LISTED RECORDS:
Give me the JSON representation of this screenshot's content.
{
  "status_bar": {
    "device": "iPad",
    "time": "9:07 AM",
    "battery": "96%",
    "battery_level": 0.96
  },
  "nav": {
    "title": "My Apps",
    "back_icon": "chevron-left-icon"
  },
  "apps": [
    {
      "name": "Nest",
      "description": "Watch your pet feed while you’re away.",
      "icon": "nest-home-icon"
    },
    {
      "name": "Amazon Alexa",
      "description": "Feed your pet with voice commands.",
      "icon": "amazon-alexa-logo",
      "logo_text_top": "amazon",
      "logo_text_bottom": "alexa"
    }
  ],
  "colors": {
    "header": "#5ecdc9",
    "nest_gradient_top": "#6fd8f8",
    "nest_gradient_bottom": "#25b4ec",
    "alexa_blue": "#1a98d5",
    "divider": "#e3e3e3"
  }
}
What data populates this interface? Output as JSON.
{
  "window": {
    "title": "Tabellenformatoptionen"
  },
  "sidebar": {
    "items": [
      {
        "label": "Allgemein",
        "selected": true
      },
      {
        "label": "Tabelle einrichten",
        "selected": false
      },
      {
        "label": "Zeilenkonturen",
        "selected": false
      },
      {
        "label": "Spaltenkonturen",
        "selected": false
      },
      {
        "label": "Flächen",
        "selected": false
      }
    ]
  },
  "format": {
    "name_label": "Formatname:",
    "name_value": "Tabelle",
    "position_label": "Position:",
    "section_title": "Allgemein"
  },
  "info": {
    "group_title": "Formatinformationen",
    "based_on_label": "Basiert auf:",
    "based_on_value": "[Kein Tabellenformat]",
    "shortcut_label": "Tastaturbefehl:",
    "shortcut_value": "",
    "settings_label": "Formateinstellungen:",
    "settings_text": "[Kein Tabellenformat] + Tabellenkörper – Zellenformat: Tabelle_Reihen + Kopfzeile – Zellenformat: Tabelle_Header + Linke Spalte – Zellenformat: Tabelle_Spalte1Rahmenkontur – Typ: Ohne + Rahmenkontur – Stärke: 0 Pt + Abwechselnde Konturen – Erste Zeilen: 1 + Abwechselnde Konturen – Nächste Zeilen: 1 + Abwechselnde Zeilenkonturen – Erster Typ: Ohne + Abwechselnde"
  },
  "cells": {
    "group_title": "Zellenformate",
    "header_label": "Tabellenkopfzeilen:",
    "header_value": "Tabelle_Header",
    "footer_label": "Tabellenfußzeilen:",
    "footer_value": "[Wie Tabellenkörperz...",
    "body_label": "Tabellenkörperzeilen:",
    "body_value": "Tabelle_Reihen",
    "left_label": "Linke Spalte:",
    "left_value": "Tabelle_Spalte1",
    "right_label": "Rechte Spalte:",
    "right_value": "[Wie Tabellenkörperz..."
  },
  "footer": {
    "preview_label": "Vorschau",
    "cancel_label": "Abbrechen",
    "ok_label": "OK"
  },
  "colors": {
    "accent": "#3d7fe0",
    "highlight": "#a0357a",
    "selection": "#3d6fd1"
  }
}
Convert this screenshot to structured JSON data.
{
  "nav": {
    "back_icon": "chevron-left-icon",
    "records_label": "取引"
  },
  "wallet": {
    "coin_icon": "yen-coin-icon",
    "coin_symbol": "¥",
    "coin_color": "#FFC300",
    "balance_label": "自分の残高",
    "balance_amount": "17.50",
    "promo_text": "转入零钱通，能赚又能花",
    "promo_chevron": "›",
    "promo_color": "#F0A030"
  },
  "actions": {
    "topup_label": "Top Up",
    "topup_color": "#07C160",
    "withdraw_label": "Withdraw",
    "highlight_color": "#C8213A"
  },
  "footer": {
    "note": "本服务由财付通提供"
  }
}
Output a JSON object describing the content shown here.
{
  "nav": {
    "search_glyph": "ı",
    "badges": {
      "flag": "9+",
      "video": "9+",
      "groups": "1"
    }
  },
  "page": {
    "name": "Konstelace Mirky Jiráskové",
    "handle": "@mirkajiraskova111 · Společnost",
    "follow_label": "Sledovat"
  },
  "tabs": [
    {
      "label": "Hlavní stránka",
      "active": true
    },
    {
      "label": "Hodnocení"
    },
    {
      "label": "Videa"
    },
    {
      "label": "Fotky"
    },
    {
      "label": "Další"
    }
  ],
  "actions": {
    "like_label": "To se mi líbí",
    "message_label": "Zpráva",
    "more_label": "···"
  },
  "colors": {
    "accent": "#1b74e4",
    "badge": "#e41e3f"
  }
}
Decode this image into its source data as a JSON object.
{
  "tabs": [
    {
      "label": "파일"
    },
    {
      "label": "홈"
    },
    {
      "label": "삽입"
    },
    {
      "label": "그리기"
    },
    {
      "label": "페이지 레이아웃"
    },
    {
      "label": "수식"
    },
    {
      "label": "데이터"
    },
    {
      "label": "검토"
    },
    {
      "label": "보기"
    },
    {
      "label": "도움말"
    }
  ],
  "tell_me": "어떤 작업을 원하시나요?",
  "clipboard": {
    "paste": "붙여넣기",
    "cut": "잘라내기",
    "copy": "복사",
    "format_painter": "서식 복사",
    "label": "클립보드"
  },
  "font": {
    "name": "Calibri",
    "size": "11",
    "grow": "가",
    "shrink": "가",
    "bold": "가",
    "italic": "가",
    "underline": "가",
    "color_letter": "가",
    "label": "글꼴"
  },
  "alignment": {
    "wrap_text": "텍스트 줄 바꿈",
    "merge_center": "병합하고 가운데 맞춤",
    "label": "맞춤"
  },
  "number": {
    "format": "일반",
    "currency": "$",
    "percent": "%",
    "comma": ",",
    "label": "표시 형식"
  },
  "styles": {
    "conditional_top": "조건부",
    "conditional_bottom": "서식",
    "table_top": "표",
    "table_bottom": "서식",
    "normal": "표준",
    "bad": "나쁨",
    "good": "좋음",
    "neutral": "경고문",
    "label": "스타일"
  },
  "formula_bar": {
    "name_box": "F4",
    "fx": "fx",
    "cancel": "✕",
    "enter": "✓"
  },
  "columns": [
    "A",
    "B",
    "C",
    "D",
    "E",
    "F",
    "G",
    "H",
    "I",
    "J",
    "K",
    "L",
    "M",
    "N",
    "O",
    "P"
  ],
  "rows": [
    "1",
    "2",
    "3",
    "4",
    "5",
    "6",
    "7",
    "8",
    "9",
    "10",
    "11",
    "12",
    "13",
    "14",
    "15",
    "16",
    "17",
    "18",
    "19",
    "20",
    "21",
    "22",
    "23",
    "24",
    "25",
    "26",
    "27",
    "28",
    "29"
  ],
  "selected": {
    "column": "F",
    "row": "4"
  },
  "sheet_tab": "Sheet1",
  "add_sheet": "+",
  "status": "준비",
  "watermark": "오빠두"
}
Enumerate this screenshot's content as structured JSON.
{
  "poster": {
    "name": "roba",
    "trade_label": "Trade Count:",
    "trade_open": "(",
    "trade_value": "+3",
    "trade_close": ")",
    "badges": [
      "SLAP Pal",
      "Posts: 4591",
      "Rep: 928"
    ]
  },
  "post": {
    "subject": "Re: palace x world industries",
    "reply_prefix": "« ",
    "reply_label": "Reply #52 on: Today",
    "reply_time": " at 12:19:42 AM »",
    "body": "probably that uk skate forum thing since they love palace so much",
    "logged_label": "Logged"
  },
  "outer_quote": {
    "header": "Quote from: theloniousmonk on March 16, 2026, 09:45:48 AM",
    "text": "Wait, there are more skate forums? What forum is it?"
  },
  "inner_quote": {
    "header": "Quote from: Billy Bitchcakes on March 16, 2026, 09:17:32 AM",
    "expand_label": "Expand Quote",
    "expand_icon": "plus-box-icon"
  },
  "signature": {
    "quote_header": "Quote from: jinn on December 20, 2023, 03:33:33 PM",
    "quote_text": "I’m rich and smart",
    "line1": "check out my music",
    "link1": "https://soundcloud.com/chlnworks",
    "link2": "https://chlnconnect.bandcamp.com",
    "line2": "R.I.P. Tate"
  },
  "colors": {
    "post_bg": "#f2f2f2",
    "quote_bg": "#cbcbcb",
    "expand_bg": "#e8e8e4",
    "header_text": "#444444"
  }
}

WHAT TO DO: Return the line that contains "Enumerate this screenshot's" and all lines after it, verbatim, and nothing else.

ANSWER:
Enumerate this screenshot's content as structured JSON.
{
  "poster": {
    "name": "roba",
    "trade_label": "Trade Count:",
    "trade_open": "(",
    "trade_value": "+3",
    "trade_close": ")",
    "badges": [
      "SLAP Pal",
      "Posts: 4591",
      "Rep: 928"
    ]
  },
  "post": {
    "subject": "Re: palace x world industries",
    "reply_prefix": "« ",
    "reply_label": "Reply #52 on: Today",
    "reply_time": " at 12:19:42 AM »",
    "body": "probably that uk skate forum thing since they love palace so much",
    "logged_label": "Logged"
  },
  "outer_quote": {
    "header": "Quote from: theloniousmonk on March 16, 2026, 09:45:48 AM",
    "text": "Wait, there are more skate forums? What forum is it?"
  },
  "inner_quote": {
    "header": "Quote from: Billy Bitchcakes on March 16, 2026, 09:17:32 AM",
    "expand_label": "Expand Quote",
    "expand_icon": "plus-box-icon"
  },
  "signature": {
    "quote_header": "Quote from: jinn on December 20, 2023, 03:33:33 PM",
    "quote_text": "I’m rich and smart",
    "line1": "check out my music",
    "link1": "https://soundcloud.com/chlnworks",
    "link2": "https://chlnconnect.bandcamp.com",
    "line2": "R.I.P. Tate"
  },
  "colors": {
    "post_bg": "#f2f2f2",
    "quote_bg": "#cbcbcb",
    "expand_bg": "#e8e8e4",
    "header_text": "#444444"
  }
}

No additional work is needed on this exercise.